- **WHAT IS ASKED**: List, from the lines below, each one with "purpose" in it.

- **INPUT ROWS**:
-- Start --
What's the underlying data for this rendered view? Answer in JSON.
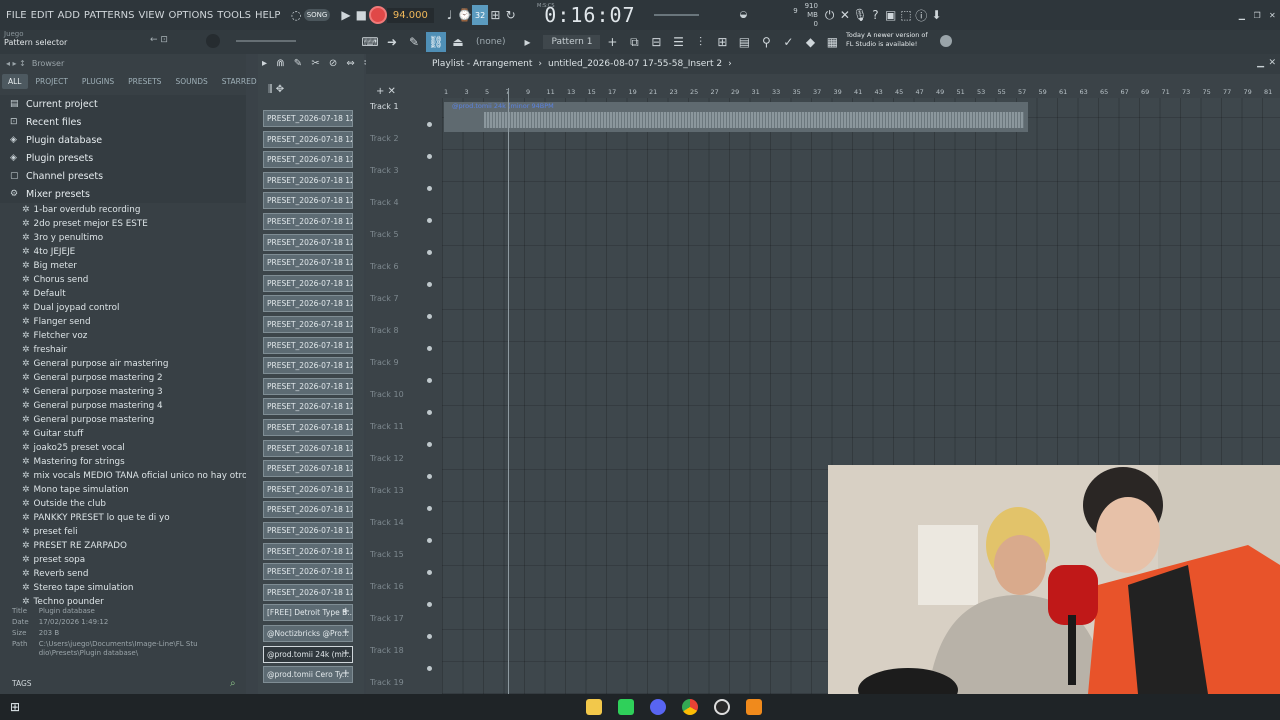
{
  "menu": [
    "FILE",
    "EDIT",
    "ADD",
    "PATTERNS",
    "VIEW",
    "OPTIONS",
    "TOOLS",
    "HELP"
  ],
  "transport": {
    "song_toggle": "SONG",
    "tempo": "94.000",
    "time": "0:16:07",
    "time_mode": "M:S:CS",
    "memory": "910 MB",
    "cpu": "0",
    "bars": "9",
    "beat_snap": "32"
  },
  "toolbar2": {
    "hint_user": "Juego",
    "hint": "Pattern selector",
    "snap": "(none)",
    "pattern": "Pattern 1",
    "news_line1": "Today  A newer version of",
    "news_line2": "FL Studio is available!"
  },
  "browser": {
    "title": "Browser",
    "tabs": [
      "ALL",
      "PROJECT",
      "PLUGINS",
      "PRESETS",
      "SOUNDS",
      "STARRED"
    ],
    "folders": [
      {
        "label": "Current project",
        "icon": "project-icon"
      },
      {
        "label": "Recent files",
        "icon": "recent-icon"
      },
      {
        "label": "Plugin database",
        "icon": "plugin-db-icon"
      },
      {
        "label": "Plugin presets",
        "icon": "plugin-presets-icon"
      },
      {
        "label": "Channel presets",
        "icon": "channel-presets-icon"
      },
      {
        "label": "Mixer presets",
        "icon": "mixer-presets-icon"
      }
    ],
    "presets": [
      "1-bar overdub recording",
      "2do preset mejor ES ESTE",
      "3ro y penultimo",
      "4to JEJEJE",
      "Big meter",
      "Chorus send",
      "Default",
      "Dual joypad control",
      "Flanger send",
      "Fletcher voz",
      "freshair",
      "General purpose air mastering",
      "General purpose mastering 2",
      "General purpose mastering 3",
      "General purpose mastering 4",
      "General purpose mastering",
      "Guitar stuff",
      "joako25 preset vocal",
      "Mastering for strings",
      "mix vocals MEDIO TANA oficial unico no hay otro en el mundo",
      "Mono tape simulation",
      "Outside the club",
      "PANKKY PRESET lo que te di yo",
      "preset feli",
      "PRESET RE ZARPADO",
      "preset sopa",
      "Reverb send",
      "Stereo tape simulation",
      "Techno pounder"
    ],
    "info": {
      "title_k": "Title",
      "title_v": "Plugin database",
      "date_k": "Date",
      "date_v": "17/02/2026 1:49:12",
      "size_k": "Size",
      "size_v": "203 B",
      "path_k": "Path",
      "path_v": "C:\\Users\\juego\\Documents\\Image-Line\\FL Studio\\Presets\\Plugin database\\"
    },
    "tags": "TAGS"
  },
  "samples": [
    "PRESET_2026-07-18 12-...",
    "PRESET_2026-07-18 12-...",
    "PRESET_2026-07-18 12-...",
    "PRESET_2026-07-18 12-...",
    "PRESET_2026-07-18 12-...",
    "PRESET_2026-07-18 12-...",
    "PRESET_2026-07-18 12-...",
    "PRESET_2026-07-18 12-...",
    "PRESET_2026-07-18 12-...",
    "PRESET_2026-07-18 12-...",
    "PRESET_2026-07-18 12-...",
    "PRESET_2026-07-18 12-...",
    "PRESET_2026-07-18 12-...",
    "PRESET_2026-07-18 12-...",
    "PRESET_2026-07-18 12-...",
    "PRESET_2026-07-18 12-...",
    "PRESET_2026-07-18 12-...",
    "PRESET_2026-07-18 12-...",
    "PRESET_2026-07-18 12-...",
    "PRESET_2026-07-18 12-...",
    "PRESET_2026-07-18 12-...",
    "PRESET_2026-07-18 12-...",
    "PRESET_2026-07-18 12-...",
    "PRESET_2026-07-18 12-...",
    "[FREE] Detroit Type B...",
    "@Noctizbricks @Pro...",
    "@prod.tomii 24k (mi...",
    "@prod.tomii Cero Ty..."
  ],
  "playlist": {
    "title": "Playlist - Arrangement",
    "project": "untitled_2026-08-07 17-55-58_Insert 2",
    "clip": "@prod.tomii 24k (minor 94BPM",
    "tracks": [
      "Track 1",
      "Track 2",
      "Track 3",
      "Track 4",
      "Track 5",
      "Track 6",
      "Track 7",
      "Track 8",
      "Track 9",
      "Track 10",
      "Track 11",
      "Track 12",
      "Track 13",
      "Track 14",
      "Track 15",
      "Track 16",
      "Track 17",
      "Track 18",
      "Track 19"
    ],
    "ruler": [
      "1",
      "3",
      "5",
      "7",
      "9",
      "11",
      "13",
      "15",
      "17",
      "19",
      "21",
      "23",
      "25",
      "27",
      "29",
      "31",
      "33",
      "35",
      "37",
      "39",
      "41",
      "43",
      "45",
      "47",
      "49",
      "51",
      "53",
      "55",
      "57",
      "59",
      "61",
      "63",
      "65",
      "67",
      "69",
      "71",
      "73",
      "75",
      "77",
      "79",
      "81"
    ]
  },
  "taskbar": {
    "icons": [
      "windows-start-icon",
      "file-explorer-icon",
      "app-green-icon",
      "discord-icon",
      "chrome-icon",
      "obs-icon",
      "fl-studio-icon"
    ]
  }
}
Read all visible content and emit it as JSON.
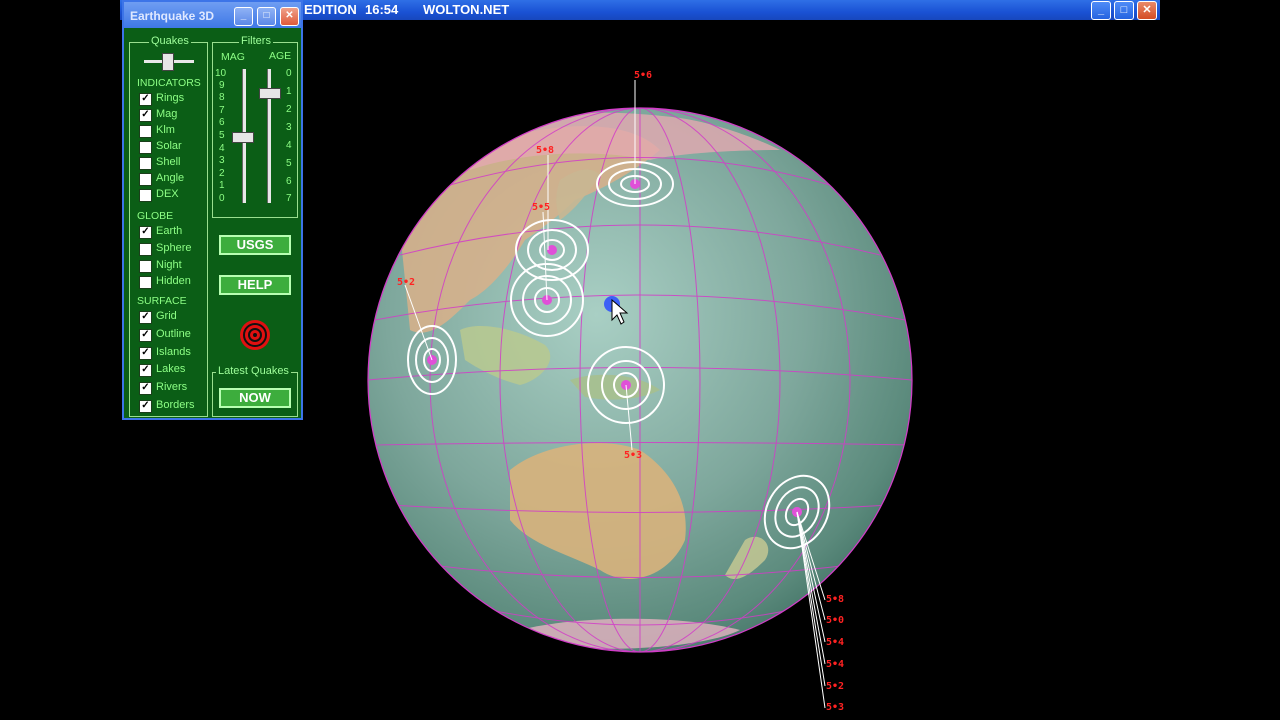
-- End --
- **EXERCISE ANSWER**:
      "General purpose air mastering",
      "General purpose mastering 2",
      "General purpose mastering 3",
      "General purpose mastering 4",
      "General purpose mastering",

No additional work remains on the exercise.